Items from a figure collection
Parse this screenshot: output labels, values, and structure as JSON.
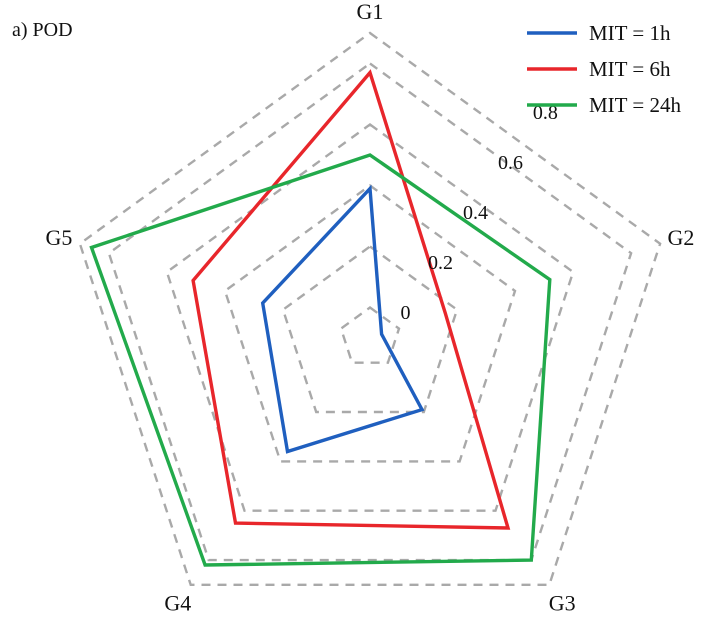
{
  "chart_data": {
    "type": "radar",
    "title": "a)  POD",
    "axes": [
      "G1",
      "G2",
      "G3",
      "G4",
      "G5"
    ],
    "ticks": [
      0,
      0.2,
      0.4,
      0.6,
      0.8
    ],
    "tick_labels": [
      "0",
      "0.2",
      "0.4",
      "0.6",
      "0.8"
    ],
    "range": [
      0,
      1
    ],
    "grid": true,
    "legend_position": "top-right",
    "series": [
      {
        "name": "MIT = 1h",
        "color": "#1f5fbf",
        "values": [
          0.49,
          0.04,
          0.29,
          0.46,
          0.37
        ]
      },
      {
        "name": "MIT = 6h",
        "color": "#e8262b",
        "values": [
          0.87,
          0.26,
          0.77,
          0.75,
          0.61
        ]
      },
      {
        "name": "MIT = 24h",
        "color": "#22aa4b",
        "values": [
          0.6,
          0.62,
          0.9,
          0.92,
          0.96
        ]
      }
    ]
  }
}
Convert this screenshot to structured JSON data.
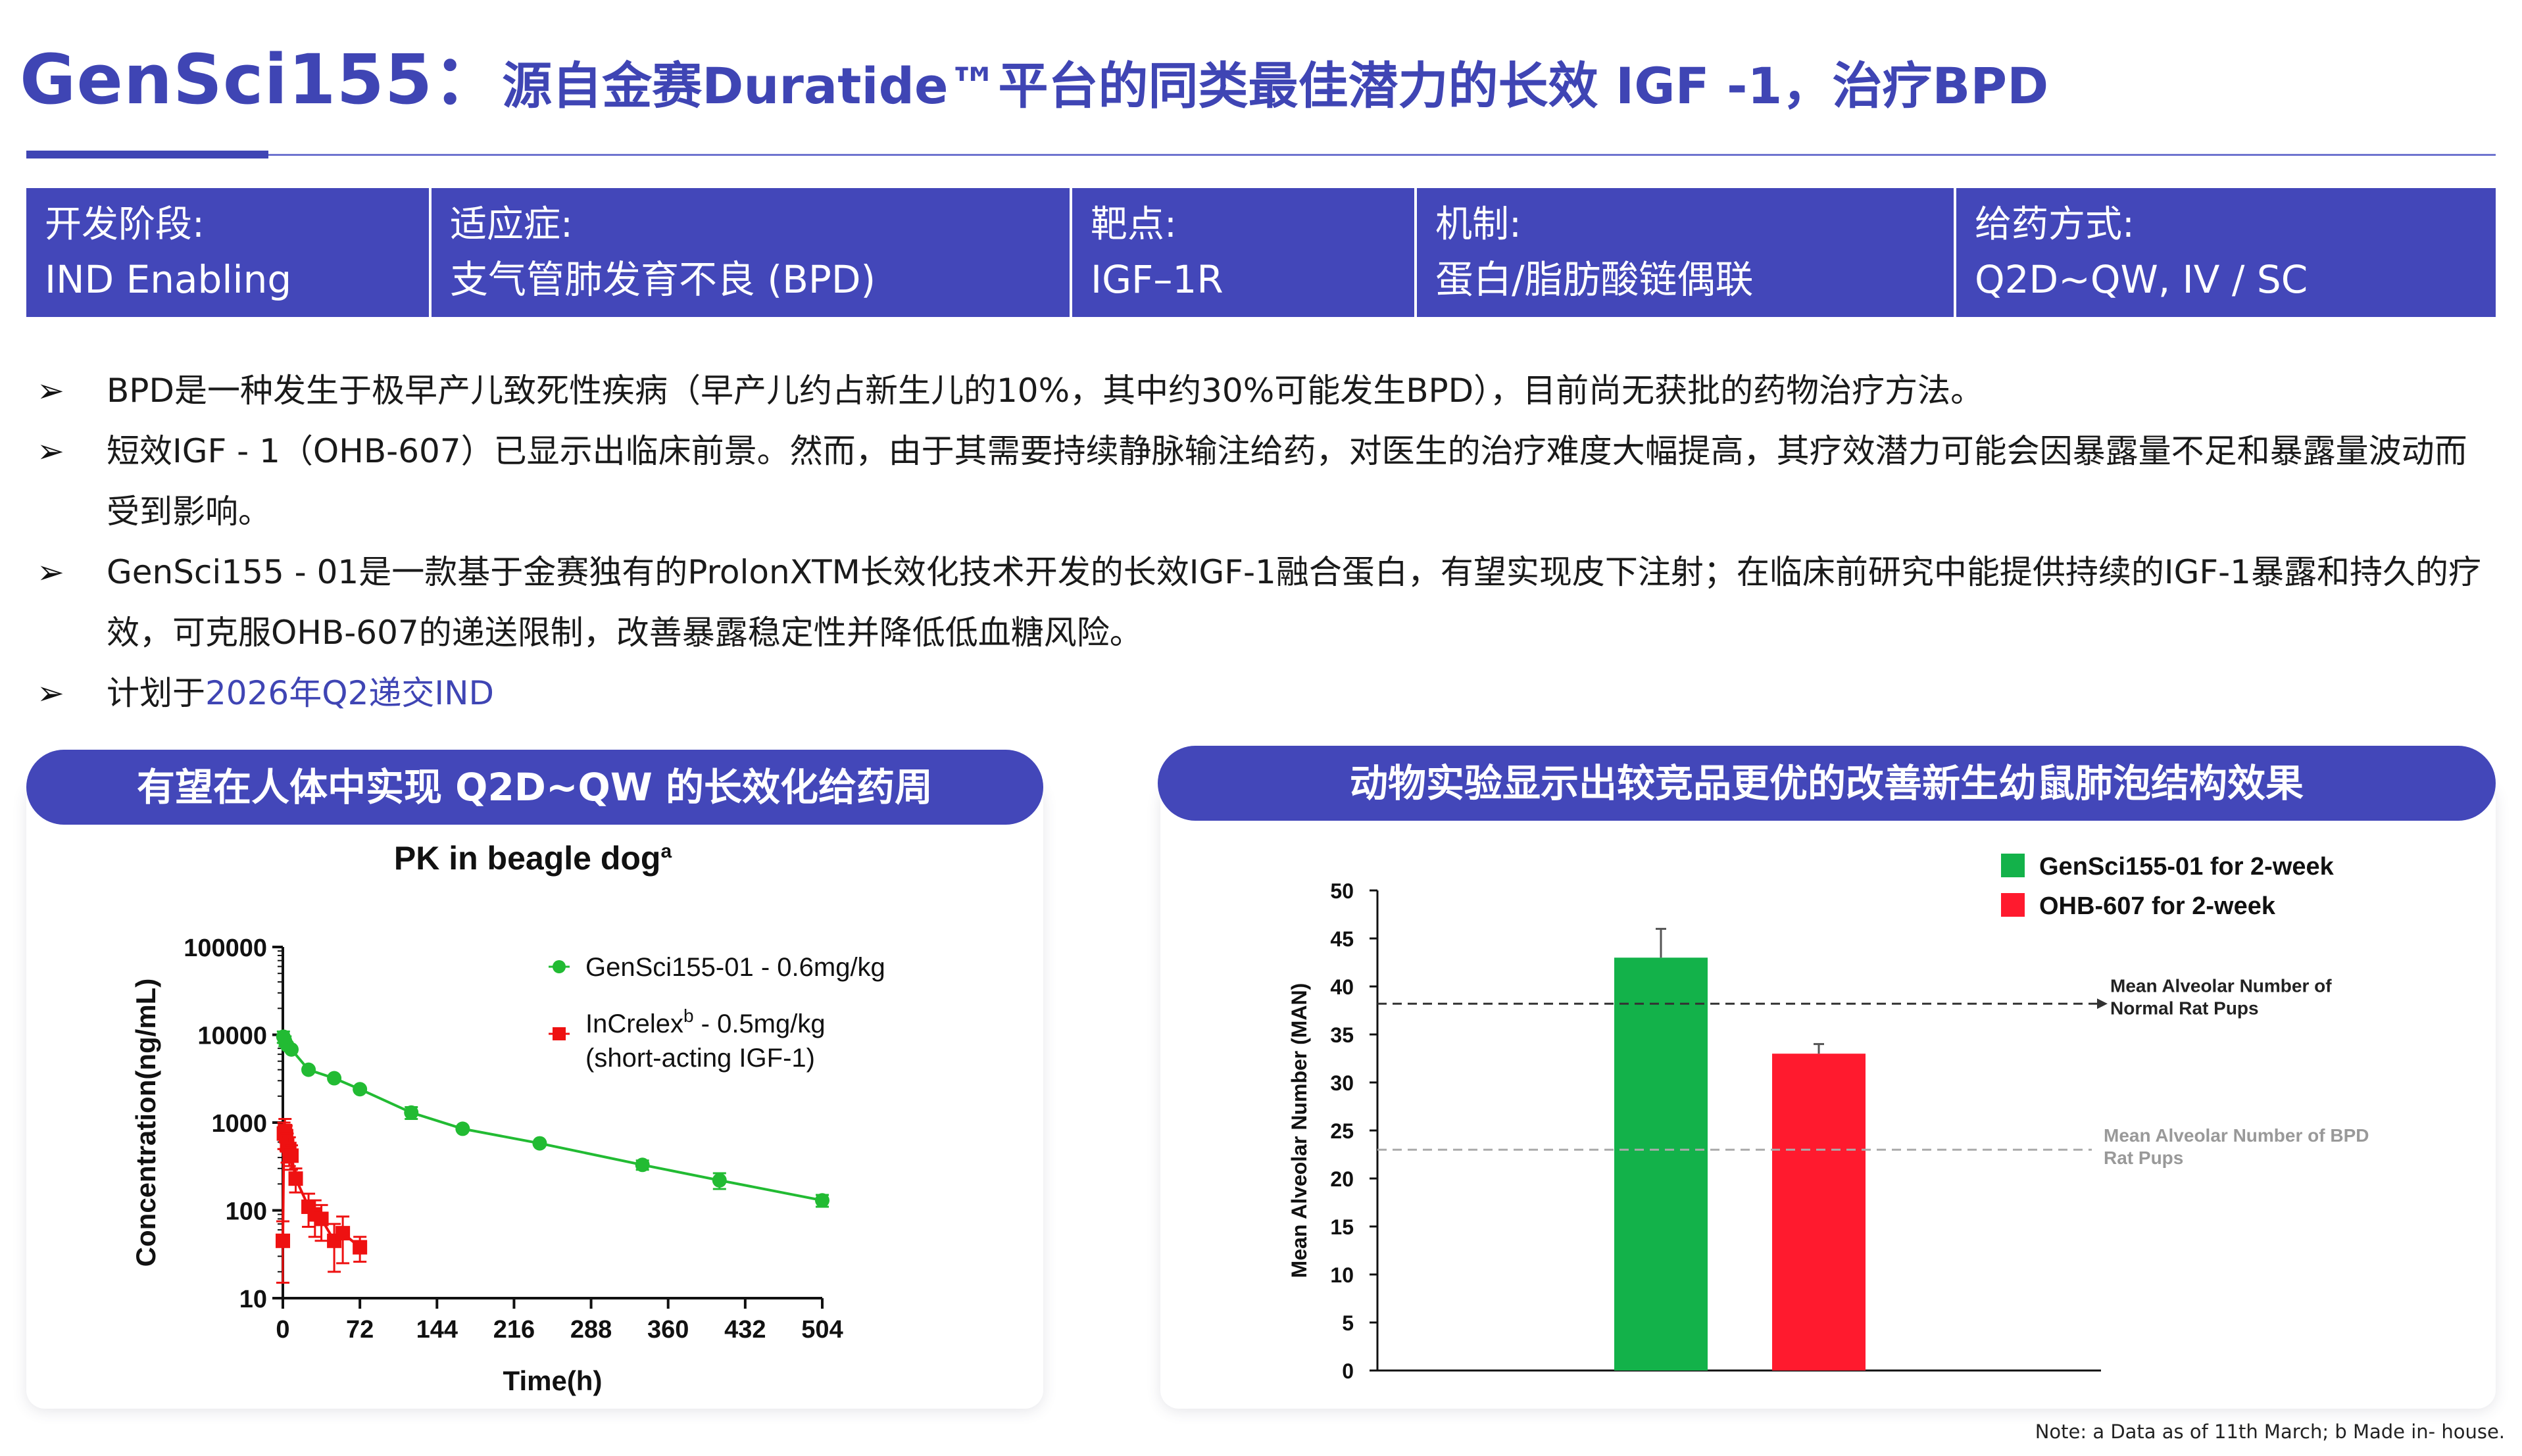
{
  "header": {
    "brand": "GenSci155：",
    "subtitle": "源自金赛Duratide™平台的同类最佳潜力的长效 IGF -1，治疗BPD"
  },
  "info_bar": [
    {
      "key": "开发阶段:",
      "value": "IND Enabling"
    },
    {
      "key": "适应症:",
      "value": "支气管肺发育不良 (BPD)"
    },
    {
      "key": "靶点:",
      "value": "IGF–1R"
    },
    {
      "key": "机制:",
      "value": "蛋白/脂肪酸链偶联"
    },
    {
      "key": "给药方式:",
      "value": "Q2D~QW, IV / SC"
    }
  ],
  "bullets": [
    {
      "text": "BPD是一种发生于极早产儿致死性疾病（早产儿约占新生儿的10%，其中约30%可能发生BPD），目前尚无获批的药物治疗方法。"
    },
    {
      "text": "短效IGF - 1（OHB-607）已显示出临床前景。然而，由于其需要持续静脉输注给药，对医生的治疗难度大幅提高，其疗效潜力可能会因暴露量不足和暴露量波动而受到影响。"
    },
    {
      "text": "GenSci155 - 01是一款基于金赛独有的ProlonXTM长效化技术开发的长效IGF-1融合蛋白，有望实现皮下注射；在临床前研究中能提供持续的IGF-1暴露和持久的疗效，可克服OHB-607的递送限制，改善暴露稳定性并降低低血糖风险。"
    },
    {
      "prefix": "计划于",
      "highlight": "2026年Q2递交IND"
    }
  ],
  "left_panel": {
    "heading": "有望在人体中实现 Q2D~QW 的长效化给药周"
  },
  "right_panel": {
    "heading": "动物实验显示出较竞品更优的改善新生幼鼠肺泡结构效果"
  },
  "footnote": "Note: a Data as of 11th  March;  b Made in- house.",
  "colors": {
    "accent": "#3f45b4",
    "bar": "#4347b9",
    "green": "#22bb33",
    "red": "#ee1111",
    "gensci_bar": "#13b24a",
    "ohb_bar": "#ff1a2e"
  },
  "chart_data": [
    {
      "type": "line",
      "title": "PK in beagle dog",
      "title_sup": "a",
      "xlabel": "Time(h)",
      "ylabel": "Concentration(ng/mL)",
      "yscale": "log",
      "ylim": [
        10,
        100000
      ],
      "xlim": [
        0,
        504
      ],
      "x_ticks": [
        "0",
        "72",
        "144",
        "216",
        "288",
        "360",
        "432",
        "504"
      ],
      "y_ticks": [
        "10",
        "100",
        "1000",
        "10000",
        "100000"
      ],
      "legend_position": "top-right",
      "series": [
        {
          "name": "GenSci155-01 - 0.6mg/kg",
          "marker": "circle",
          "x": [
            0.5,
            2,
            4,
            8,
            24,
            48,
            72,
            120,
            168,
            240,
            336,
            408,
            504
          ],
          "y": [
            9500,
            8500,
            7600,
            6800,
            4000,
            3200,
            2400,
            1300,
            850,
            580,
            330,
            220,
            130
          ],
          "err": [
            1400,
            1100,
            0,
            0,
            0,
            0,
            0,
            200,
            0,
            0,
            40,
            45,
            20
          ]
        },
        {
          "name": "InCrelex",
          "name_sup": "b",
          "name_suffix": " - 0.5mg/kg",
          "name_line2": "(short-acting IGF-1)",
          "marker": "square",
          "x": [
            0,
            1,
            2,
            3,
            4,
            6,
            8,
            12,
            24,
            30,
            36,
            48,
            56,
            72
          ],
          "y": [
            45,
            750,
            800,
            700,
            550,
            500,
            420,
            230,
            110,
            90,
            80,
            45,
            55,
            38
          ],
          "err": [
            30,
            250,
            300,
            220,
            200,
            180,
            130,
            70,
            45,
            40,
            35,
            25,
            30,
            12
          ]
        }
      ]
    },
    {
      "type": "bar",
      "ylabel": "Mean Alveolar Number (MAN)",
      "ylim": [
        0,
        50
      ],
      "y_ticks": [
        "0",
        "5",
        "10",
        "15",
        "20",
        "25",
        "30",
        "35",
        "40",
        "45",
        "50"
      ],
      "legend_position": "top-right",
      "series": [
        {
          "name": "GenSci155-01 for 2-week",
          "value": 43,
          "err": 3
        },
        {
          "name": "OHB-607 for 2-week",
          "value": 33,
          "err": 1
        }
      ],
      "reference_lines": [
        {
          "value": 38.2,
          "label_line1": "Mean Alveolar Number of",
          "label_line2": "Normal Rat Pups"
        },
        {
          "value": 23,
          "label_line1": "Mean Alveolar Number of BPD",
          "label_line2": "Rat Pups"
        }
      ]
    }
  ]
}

Exercise description -
Transcribe the material exactly, keeping every word and none of the pictures.

Expected answer -
Parse this screenshot: output labels, values, and structure as JSON.
{
  "chart_data": {
    "type": "radar",
    "title": "a)  POD",
    "axes": [
      "G1",
      "G2",
      "G3",
      "G4",
      "G5"
    ],
    "ticks": [
      0,
      0.2,
      0.4,
      0.6,
      0.8
    ],
    "tick_labels": [
      "0",
      "0.2",
      "0.4",
      "0.6",
      "0.8"
    ],
    "range": [
      0,
      1
    ],
    "grid": true,
    "legend_position": "top-right",
    "series": [
      {
        "name": "MIT = 1h",
        "color": "#1f5fbf",
        "values": [
          0.49,
          0.04,
          0.29,
          0.46,
          0.37
        ]
      },
      {
        "name": "MIT = 6h",
        "color": "#e8262b",
        "values": [
          0.87,
          0.26,
          0.77,
          0.75,
          0.61
        ]
      },
      {
        "name": "MIT = 24h",
        "color": "#22aa4b",
        "values": [
          0.6,
          0.62,
          0.9,
          0.92,
          0.96
        ]
      }
    ]
  }
}
Convert this screenshot to structured JSON data.
{
  "header": {
    "brand": "GenSci155：",
    "subtitle": "源自金赛Duratide™平台的同类最佳潜力的长效 IGF -1，治疗BPD"
  },
  "info_bar": [
    {
      "key": "开发阶段:",
      "value": "IND Enabling"
    },
    {
      "key": "适应症:",
      "value": "支气管肺发育不良 (BPD)"
    },
    {
      "key": "靶点:",
      "value": "IGF–1R"
    },
    {
      "key": "机制:",
      "value": "蛋白/脂肪酸链偶联"
    },
    {
      "key": "给药方式:",
      "value": "Q2D~QW, IV / SC"
    }
  ],
  "bullets": [
    {
      "text": "BPD是一种发生于极早产儿致死性疾病（早产儿约占新生儿的10%，其中约30%可能发生BPD），目前尚无获批的药物治疗方法。"
    },
    {
      "text": "短效IGF - 1（OHB-607）已显示出临床前景。然而，由于其需要持续静脉输注给药，对医生的治疗难度大幅提高，其疗效潜力可能会因暴露量不足和暴露量波动而受到影响。"
    },
    {
      "text": "GenSci155 - 01是一款基于金赛独有的ProlonXTM长效化技术开发的长效IGF-1融合蛋白，有望实现皮下注射；在临床前研究中能提供持续的IGF-1暴露和持久的疗效，可克服OHB-607的递送限制，改善暴露稳定性并降低低血糖风险。"
    },
    {
      "prefix": "计划于",
      "highlight": "2026年Q2递交IND"
    }
  ],
  "left_panel": {
    "heading": "有望在人体中实现 Q2D~QW 的长效化给药周"
  },
  "right_panel": {
    "heading": "动物实验显示出较竞品更优的改善新生幼鼠肺泡结构效果"
  },
  "footnote": "Note: a Data as of 11th  March;  b Made in- house.",
  "colors": {
    "accent": "#3f45b4",
    "bar": "#4347b9",
    "green": "#22bb33",
    "red": "#ee1111",
    "gensci_bar": "#13b24a",
    "ohb_bar": "#ff1a2e"
  },
  "chart_data": [
    {
      "type": "line",
      "title": "PK in beagle dog",
      "title_sup": "a",
      "xlabel": "Time(h)",
      "ylabel": "Concentration(ng/mL)",
      "yscale": "log",
      "ylim": [
        10,
        100000
      ],
      "xlim": [
        0,
        504
      ],
      "x_ticks": [
        "0",
        "72",
        "144",
        "216",
        "288",
        "360",
        "432",
        "504"
      ],
      "y_ticks": [
        "10",
        "100",
        "1000",
        "10000",
        "100000"
      ],
      "legend_position": "top-right",
      "series": [
        {
          "name": "GenSci155-01 - 0.6mg/kg",
          "marker": "circle",
          "x": [
            0.5,
            2,
            4,
            8,
            24,
            48,
            72,
            120,
            168,
            240,
            336,
            408,
            504
          ],
          "y": [
            9500,
            8500,
            7600,
            6800,
            4000,
            3200,
            2400,
            1300,
            850,
            580,
            330,
            220,
            130
          ],
          "err": [
            1400,
            1100,
            0,
            0,
            0,
            0,
            0,
            200,
            0,
            0,
            40,
            45,
            20
          ]
        },
        {
          "name": "InCrelex",
          "name_sup": "b",
          "name_suffix": " - 0.5mg/kg",
          "name_line2": "(short-acting IGF-1)",
          "marker": "square",
          "x": [
            0,
            1,
            2,
            3,
            4,
            6,
            8,
            12,
            24,
            30,
            36,
            48,
            56,
            72
          ],
          "y": [
            45,
            750,
            800,
            700,
            550,
            500,
            420,
            230,
            110,
            90,
            80,
            45,
            55,
            38
          ],
          "err": [
            30,
            250,
            300,
            220,
            200,
            180,
            130,
            70,
            45,
            40,
            35,
            25,
            30,
            12
          ]
        }
      ]
    },
    {
      "type": "bar",
      "ylabel": "Mean Alveolar Number (MAN)",
      "ylim": [
        0,
        50
      ],
      "y_ticks": [
        "0",
        "5",
        "10",
        "15",
        "20",
        "25",
        "30",
        "35",
        "40",
        "45",
        "50"
      ],
      "legend_position": "top-right",
      "series": [
        {
          "name": "GenSci155-01 for 2-week",
          "value": 43,
          "err": 3
        },
        {
          "name": "OHB-607 for 2-week",
          "value": 33,
          "err": 1
        }
      ],
      "reference_lines": [
        {
          "value": 38.2,
          "label_line1": "Mean Alveolar Number of",
          "label_line2": "Normal Rat Pups"
        },
        {
          "value": 23,
          "label_line1": "Mean Alveolar Number of BPD",
          "label_line2": "Rat Pups"
        }
      ]
    }
  ]
}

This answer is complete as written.